§ **Objective**: Give only the number of lines that hold the word "Collections".

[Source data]
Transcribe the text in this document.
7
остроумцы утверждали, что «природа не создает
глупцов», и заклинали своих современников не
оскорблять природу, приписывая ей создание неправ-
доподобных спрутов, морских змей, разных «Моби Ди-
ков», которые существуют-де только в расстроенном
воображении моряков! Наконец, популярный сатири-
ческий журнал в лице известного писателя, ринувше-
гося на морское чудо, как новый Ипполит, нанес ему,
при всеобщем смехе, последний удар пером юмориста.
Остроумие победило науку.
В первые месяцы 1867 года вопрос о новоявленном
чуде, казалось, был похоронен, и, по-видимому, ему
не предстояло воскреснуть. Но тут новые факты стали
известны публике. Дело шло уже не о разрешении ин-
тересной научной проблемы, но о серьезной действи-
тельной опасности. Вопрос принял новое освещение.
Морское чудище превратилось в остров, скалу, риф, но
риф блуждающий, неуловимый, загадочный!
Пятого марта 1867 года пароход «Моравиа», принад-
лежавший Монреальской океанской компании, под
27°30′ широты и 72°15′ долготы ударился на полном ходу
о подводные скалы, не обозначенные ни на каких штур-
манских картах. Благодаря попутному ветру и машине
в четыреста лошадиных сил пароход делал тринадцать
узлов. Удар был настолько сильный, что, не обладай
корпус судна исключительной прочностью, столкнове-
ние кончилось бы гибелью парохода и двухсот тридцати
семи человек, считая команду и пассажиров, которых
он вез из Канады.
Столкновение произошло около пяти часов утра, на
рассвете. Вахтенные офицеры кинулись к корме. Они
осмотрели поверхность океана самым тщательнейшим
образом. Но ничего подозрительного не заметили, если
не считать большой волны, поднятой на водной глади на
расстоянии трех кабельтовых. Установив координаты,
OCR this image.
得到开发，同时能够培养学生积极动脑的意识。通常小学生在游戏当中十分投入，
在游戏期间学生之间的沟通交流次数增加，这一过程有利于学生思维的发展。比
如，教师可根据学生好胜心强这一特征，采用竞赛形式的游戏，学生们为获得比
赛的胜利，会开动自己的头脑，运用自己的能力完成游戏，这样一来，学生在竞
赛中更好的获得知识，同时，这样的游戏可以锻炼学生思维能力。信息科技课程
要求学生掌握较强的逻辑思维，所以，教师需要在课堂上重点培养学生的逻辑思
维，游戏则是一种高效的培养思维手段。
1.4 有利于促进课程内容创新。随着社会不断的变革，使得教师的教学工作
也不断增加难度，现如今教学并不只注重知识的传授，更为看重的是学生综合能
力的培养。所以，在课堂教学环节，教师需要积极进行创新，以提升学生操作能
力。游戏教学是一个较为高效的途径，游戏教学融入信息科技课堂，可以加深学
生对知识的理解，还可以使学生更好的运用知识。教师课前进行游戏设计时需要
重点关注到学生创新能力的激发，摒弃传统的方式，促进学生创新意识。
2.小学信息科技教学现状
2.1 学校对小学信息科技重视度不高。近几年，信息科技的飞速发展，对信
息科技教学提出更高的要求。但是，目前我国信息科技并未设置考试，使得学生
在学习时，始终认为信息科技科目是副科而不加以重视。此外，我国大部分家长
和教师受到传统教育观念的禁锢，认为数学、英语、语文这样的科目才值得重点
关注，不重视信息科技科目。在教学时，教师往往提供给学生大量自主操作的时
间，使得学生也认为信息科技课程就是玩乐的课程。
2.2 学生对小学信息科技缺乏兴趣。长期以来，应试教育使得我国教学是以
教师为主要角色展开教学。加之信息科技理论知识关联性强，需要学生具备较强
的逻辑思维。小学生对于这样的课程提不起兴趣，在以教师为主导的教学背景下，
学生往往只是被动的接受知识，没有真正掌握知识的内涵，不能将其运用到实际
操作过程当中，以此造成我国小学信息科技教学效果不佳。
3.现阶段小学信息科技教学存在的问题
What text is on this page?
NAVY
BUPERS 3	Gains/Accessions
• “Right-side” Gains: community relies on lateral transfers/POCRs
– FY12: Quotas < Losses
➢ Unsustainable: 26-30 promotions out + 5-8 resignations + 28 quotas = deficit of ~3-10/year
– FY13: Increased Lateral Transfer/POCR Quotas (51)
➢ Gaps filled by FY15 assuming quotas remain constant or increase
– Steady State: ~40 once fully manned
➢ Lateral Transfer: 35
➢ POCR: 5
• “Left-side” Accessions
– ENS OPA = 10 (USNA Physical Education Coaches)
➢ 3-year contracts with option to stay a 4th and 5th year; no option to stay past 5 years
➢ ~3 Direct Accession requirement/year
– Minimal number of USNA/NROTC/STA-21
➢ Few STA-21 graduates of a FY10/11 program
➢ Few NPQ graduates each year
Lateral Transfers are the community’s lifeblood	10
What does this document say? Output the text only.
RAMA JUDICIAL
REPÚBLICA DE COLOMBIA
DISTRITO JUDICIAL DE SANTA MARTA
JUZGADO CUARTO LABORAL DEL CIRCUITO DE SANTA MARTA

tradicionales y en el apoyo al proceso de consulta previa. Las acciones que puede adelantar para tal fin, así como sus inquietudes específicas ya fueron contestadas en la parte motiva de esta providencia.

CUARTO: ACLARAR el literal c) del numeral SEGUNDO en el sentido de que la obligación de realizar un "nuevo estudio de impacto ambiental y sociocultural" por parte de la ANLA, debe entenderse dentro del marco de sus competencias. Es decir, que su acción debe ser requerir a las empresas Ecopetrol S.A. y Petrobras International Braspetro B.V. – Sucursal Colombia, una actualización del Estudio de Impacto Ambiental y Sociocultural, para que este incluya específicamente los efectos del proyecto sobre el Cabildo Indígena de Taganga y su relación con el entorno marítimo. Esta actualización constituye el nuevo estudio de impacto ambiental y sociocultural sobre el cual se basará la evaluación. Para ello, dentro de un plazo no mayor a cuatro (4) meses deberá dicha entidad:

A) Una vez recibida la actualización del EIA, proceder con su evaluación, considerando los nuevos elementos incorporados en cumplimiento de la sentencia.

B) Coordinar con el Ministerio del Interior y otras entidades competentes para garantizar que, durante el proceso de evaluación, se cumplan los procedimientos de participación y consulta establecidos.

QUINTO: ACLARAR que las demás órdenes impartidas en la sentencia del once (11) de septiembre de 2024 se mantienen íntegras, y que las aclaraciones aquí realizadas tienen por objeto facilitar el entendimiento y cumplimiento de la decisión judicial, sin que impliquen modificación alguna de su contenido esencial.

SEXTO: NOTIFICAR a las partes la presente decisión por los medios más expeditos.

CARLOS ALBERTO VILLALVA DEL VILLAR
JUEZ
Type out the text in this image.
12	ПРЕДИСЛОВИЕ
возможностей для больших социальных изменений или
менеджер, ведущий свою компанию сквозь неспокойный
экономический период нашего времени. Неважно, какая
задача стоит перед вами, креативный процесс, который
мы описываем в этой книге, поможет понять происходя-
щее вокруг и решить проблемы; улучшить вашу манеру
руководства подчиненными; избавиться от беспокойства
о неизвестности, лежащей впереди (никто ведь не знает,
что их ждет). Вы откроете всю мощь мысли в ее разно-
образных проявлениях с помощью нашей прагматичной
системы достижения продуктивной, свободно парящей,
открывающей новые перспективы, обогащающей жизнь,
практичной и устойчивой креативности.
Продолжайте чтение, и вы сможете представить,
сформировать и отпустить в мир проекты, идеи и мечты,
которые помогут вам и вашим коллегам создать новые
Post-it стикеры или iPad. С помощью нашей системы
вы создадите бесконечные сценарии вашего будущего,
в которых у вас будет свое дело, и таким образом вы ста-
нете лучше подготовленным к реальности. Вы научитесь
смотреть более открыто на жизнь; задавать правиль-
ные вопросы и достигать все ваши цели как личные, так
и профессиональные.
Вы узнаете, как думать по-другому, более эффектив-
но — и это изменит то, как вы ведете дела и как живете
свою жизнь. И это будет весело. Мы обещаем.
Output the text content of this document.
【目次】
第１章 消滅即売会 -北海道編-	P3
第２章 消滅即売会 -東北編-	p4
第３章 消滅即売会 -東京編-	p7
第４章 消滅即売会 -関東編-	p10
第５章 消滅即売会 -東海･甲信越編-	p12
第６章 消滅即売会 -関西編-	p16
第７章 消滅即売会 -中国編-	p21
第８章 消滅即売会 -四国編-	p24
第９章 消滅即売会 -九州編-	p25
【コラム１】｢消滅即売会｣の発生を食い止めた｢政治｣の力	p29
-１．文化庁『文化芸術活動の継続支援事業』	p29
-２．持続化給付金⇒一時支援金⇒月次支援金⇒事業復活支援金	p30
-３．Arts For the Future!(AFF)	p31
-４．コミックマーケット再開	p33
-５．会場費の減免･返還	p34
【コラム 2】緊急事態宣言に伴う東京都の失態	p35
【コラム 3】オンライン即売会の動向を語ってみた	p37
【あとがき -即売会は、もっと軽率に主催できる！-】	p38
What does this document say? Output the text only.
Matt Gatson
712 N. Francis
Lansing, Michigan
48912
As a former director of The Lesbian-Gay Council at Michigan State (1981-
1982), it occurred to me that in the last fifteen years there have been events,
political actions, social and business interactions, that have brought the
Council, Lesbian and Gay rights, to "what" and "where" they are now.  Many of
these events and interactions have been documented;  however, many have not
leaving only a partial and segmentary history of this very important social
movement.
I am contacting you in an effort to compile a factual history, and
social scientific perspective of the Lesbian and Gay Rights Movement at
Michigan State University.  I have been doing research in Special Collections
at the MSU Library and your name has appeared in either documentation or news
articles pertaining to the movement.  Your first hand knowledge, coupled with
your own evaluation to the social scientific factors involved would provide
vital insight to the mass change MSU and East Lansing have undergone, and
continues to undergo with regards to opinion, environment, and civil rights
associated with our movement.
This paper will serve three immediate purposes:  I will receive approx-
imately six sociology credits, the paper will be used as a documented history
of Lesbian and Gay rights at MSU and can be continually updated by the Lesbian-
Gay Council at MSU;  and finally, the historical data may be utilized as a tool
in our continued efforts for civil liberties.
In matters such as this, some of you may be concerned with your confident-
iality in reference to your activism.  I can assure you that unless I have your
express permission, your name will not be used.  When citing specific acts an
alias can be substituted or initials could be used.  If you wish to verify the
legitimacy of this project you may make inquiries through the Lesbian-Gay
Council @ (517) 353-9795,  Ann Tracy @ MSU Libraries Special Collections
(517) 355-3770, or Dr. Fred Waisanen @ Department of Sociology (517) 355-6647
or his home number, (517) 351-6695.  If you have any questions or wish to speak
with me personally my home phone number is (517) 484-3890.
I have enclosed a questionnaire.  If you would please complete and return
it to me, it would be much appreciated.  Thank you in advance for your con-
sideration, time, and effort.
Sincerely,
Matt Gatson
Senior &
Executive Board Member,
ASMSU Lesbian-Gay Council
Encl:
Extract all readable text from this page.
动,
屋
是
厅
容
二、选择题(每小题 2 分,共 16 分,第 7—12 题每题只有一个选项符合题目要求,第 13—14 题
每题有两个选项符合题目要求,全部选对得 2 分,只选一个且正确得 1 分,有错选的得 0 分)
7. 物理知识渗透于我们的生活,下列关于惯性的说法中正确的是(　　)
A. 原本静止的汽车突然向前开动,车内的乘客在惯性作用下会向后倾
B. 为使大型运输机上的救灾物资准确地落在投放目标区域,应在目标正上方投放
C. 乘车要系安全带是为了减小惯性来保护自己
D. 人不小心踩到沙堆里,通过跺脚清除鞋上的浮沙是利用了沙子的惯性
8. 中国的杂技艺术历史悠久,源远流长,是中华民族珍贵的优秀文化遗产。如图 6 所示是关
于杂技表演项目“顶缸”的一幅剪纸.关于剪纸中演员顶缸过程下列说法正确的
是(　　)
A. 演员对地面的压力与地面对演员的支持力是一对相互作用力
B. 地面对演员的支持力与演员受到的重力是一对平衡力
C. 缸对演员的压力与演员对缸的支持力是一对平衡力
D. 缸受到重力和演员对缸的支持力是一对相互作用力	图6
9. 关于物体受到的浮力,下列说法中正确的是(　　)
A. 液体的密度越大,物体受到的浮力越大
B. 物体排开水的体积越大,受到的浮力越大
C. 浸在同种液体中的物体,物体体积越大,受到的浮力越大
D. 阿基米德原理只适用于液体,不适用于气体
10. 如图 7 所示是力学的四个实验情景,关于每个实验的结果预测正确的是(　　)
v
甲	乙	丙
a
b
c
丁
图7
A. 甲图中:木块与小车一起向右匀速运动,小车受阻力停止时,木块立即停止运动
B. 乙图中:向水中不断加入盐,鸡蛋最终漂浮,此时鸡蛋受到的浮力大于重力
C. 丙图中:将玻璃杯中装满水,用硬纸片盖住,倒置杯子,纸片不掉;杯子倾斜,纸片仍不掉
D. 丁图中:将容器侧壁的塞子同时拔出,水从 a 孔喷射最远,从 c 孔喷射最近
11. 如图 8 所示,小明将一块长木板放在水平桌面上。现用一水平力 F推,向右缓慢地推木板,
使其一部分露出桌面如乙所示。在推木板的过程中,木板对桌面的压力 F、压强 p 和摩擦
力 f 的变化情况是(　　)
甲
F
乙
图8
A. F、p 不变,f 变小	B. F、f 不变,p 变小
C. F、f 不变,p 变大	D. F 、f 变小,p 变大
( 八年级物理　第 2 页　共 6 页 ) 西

§ **Exercise result**: 2